Text shown:
--------------------

Bermuda TurfOur soccer complex has been closed one week today, due to an extended rain storm where it rained almost non stop from Friday through Monday. Yet the fields will still be closed today on Thursday, even though it has been sunny and beautiful out yesterday and today. Many parents and coaches don’t understand why the fields need to be closed when they look dry and it’s been sunny out. We’ve gotten many emails from coaches asking why their team has to miss yet another practice, so we decided to tell them. In excruciating detail.

So if you’ve ever wondered why your fields are still closed when the sun is shining, read on. This is an email we sent to our league explaining exactly why we close the fields and why it’s so important.

Subject: More Than You Ever Wanted To Know About Turf and Field Closings

Coaches/Parents,

A few people have contacted the league, upset that we’ve lost so much practice and asking why, when the weather is so nice now, are the fields still closed? So if you want to understand what goes into making the decisions and why they don’t seem consistent, read on. Otherwise – click delete 🙂

The grass on the soccer and baseball fields is a Bermuda variant called Tifsport. Bermuda is much different than the grass on your lawn. It has VERY deep roots (allowing for high drought tolerance) and it also can repair itself. It grows sideways with runners that grow along the surface of the ground or just underneath called rhizomes, which over time can fill in bare spots. A mature turf, like the baseball fields, will have almost 1″ of rhizomes on top of the ground. That’s why we put sand down on the fields in the summer – it’s much easier for the rhizomes to spread in that than clay, but it can still take years to really fill in bare spots. Our fields are not as mature, so the rhizome layer is still pretty thin, and weaker. When you play on it, your cleats are held more by this layer of rhizomes than the dirt, especially when it’s dry. So they can experience significant shearing forces from normal soccer play.

When the fields turn brown, the turf isn’t dead. It’s dormant. A common misconception is that when the grass ‘comes back’ in the Spring, it all grows out of the ground. Not true – the green grass sprouts from the rhizomes. So what appears to be a layer of dead roots is actually dormant turf. Bermuda turf is so thick because of this – the grass sprouts from all these crisscrossed rhizomes above the ground. The lush green grass we love to play on grows out of that brown dead-looking layer of roots we see during the winter. If that dormant layer is ripped off, then you’ll only get some grass sprouting up from the tap roots below the surface.

So to protect the turf, we have to protect those rhizomes. That’s why bare spots in front of the goals, where the rhizomes have been ripped out/broken off due to the concentrated wear, take longer to fill in, sometimes a year or two. They can only sprout from the roots below – to fill in the rhizomes have to spread across the surface. So we move the fields around giving those areas time to heal. But more widespread damage to the turf would be hard to avoid and would take years to fill in.

So in short – what appears dead and brown is really the base for a lush green field in the summer. Wear it down to bare dirt, and the turf will be very thin and spotty. So we need to protect it as much as possible.

When it rains – it’s not how much rain we got necessarily, but how LONG it rained. If it pours one day when the fields are dry, it’s the standing water that’ll keep you from playing that evening – balls don’t roll well. The turf will be fine, because the dirt is still very firm – most of the water has run off or is on top of the dirt. That’s why we’ll play IN the rain or when the fields are mostly dry – but splash up water when you run on them, if it only rained for a short period. The rhizomes are still firmly anchored in the ground so when you run/cut with cleats, they hold, even if the thin top layer of dirt is muddy and there’s water on top of the dirt.

--------------------

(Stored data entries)
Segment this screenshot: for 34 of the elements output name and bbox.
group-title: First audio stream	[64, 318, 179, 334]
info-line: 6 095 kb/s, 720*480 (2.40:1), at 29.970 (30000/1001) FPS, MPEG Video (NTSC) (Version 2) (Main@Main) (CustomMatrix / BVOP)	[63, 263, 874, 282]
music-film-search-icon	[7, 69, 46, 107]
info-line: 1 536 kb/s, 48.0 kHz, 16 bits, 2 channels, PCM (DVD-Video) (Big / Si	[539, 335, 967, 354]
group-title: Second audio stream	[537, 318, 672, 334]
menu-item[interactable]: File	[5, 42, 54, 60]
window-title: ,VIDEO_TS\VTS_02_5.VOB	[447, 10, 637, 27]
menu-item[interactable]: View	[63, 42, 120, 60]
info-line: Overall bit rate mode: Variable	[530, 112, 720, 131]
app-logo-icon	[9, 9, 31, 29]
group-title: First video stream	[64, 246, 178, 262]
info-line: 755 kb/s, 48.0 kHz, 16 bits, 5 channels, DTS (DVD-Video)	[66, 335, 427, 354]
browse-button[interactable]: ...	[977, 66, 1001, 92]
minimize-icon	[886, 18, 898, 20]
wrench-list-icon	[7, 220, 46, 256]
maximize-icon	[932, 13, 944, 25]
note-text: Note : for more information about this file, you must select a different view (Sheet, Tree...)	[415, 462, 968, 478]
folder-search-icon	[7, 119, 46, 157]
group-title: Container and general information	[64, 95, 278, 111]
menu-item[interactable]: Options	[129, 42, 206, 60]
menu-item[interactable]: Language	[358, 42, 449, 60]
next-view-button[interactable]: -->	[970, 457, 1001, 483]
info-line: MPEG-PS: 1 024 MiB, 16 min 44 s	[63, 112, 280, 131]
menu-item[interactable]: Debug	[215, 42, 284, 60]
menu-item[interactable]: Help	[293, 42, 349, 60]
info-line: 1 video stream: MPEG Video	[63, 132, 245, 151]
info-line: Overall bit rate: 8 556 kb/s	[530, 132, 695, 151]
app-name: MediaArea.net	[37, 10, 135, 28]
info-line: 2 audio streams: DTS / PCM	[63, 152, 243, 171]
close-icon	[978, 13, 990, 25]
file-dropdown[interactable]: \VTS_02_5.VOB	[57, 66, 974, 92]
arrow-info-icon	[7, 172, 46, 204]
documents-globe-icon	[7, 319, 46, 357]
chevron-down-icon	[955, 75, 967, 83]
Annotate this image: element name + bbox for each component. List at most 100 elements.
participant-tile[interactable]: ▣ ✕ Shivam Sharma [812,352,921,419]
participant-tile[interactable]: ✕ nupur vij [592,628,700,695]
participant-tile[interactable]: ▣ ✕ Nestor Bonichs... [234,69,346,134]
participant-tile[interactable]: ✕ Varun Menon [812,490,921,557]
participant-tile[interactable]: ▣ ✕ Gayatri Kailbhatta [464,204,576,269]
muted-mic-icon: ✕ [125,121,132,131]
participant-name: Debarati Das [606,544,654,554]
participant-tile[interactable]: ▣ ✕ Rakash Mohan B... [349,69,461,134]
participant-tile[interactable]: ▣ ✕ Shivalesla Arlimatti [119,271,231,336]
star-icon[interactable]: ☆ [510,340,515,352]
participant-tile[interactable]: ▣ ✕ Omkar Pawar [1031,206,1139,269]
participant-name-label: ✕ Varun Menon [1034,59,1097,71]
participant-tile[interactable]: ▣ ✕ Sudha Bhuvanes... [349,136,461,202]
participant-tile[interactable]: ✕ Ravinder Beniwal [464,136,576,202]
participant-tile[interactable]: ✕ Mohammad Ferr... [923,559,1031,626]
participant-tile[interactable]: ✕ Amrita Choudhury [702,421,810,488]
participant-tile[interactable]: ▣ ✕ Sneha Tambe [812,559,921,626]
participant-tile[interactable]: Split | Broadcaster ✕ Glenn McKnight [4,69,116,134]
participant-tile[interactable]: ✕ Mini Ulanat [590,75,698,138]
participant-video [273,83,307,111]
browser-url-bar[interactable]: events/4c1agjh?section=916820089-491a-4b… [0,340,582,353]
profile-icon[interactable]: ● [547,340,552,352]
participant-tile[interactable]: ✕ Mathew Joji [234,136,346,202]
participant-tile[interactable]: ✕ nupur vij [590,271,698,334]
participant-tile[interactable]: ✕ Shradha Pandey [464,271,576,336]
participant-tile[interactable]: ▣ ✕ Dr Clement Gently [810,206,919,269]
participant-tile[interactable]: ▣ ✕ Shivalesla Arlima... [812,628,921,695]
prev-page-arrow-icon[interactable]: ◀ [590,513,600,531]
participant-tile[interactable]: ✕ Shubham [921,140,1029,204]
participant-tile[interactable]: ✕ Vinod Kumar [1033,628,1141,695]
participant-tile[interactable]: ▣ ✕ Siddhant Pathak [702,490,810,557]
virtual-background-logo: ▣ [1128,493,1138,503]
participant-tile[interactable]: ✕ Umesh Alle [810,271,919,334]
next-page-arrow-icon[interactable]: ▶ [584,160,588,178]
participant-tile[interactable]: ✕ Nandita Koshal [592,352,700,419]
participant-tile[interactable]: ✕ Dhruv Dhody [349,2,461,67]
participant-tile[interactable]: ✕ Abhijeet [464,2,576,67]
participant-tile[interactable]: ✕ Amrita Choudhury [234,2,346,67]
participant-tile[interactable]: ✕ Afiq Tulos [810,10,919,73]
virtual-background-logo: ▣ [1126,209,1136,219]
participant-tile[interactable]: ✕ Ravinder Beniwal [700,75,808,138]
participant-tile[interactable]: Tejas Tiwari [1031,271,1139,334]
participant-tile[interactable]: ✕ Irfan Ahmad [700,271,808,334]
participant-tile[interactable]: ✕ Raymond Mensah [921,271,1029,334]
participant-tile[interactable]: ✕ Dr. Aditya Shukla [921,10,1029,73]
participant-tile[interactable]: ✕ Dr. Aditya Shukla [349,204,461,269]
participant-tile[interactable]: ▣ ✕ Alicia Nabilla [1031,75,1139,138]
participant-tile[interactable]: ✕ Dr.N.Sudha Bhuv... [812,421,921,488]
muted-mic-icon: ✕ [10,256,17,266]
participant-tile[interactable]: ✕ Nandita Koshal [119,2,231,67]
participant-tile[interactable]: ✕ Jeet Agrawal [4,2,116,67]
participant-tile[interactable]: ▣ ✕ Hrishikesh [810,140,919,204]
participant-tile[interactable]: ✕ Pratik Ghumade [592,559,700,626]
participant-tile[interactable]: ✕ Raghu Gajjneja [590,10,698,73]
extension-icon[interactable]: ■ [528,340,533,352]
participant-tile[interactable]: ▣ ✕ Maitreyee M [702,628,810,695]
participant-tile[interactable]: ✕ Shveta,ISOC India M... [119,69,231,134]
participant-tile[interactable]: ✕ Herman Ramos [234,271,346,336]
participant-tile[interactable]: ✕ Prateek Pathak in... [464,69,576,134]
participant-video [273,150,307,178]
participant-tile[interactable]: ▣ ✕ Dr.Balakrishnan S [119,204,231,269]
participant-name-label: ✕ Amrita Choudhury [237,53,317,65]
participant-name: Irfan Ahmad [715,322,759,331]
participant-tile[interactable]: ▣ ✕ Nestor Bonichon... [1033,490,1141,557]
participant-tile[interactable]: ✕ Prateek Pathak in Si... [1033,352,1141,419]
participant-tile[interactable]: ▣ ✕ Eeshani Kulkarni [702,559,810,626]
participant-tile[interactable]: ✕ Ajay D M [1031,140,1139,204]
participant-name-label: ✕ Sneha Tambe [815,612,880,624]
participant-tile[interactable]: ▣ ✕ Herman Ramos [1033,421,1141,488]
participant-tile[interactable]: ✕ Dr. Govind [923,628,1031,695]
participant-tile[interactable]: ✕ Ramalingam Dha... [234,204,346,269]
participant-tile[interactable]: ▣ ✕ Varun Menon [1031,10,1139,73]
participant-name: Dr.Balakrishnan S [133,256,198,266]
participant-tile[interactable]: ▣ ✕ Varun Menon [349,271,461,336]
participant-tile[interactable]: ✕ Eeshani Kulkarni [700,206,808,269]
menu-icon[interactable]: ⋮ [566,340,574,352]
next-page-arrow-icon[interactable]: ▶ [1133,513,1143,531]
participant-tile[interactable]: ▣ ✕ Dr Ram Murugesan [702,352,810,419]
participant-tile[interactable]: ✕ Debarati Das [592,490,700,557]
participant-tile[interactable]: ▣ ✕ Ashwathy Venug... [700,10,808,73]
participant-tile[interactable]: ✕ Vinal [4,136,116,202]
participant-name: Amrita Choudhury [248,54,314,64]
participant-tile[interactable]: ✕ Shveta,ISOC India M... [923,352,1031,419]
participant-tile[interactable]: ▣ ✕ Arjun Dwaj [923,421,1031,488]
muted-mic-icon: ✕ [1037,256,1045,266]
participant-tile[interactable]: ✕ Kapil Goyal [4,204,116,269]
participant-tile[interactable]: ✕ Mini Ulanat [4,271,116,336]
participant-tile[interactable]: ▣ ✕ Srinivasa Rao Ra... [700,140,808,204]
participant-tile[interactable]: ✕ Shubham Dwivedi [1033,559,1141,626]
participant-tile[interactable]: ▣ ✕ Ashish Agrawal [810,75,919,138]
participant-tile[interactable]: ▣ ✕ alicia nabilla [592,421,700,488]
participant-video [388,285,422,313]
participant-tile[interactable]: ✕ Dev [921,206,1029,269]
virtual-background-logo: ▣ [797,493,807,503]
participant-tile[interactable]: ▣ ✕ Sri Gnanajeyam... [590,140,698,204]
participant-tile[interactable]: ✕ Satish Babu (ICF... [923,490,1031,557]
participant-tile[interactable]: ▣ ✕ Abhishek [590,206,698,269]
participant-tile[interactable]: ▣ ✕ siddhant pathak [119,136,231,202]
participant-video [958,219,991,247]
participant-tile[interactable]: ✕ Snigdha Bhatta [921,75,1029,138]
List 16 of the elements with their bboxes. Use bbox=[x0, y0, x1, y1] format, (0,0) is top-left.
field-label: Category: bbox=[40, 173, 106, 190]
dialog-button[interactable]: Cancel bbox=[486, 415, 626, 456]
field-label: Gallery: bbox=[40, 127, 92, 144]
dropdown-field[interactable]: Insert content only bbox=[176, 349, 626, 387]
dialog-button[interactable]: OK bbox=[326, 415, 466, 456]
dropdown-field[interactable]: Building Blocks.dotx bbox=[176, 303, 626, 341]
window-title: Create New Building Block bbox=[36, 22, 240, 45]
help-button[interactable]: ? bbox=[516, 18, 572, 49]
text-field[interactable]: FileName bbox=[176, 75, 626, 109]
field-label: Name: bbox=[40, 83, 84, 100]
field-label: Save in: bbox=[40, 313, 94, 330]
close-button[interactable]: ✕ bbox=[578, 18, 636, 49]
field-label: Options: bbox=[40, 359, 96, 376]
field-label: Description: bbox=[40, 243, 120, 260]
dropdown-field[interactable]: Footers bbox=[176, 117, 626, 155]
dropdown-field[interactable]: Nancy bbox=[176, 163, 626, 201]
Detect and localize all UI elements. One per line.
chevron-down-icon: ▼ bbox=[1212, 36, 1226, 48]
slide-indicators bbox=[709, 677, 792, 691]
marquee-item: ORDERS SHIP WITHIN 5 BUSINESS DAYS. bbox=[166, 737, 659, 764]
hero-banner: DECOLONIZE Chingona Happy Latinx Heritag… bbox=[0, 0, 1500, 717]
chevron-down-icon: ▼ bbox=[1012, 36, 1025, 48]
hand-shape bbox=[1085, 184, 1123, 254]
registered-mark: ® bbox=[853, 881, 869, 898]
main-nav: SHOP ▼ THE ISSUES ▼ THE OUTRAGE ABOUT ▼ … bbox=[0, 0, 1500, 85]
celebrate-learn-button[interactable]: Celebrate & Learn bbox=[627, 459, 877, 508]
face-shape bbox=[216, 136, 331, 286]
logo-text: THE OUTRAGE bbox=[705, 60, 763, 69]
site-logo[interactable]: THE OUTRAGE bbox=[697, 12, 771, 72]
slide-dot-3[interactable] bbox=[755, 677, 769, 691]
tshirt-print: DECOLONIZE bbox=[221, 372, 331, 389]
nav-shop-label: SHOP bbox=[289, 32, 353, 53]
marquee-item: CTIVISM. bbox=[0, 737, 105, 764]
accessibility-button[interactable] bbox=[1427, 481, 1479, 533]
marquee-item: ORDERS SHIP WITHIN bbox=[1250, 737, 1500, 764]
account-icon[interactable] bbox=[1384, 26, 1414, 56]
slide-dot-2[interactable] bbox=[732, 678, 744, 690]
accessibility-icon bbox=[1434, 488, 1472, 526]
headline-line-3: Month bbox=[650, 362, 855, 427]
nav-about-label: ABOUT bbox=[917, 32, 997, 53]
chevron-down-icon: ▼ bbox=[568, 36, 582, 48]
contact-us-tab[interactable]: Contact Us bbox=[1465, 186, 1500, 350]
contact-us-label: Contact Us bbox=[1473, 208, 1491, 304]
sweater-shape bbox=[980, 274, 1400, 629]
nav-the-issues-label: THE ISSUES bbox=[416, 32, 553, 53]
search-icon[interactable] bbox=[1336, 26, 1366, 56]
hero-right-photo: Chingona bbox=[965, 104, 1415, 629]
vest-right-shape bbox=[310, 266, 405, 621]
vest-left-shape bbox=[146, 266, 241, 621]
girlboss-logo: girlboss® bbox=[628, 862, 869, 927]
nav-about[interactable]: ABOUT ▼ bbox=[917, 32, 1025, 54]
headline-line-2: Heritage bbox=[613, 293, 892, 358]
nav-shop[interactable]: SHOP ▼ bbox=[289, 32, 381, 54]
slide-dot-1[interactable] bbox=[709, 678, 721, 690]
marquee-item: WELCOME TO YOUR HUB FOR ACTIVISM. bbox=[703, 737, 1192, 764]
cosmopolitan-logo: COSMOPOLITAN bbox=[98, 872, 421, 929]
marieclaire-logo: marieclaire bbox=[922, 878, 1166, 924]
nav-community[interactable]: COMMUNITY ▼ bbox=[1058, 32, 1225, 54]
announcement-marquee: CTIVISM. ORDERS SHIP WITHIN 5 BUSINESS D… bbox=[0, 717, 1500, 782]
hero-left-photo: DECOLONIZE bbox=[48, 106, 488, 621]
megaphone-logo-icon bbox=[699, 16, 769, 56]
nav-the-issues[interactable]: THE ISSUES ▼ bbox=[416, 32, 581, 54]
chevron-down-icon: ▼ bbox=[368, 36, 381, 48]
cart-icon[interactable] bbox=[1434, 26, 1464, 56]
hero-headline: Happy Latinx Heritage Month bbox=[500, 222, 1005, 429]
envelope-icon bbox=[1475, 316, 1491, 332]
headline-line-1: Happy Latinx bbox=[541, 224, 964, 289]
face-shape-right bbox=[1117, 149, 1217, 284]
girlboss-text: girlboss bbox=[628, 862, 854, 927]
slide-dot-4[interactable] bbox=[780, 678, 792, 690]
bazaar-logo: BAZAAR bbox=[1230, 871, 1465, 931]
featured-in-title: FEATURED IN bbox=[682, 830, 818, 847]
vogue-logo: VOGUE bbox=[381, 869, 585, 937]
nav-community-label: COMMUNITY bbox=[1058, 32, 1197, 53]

--------------------

Task to complete: Reproduce word for word the passage of the field-closing article that begins with the words "So in short" and ends with "much as possible.".

Response:
So in short – what appears dead and brown is really the base for a lush green field in the summer. Wear it down to bare dirt, and the turf will be very thin and spotty. So we need to protect it as much as possible.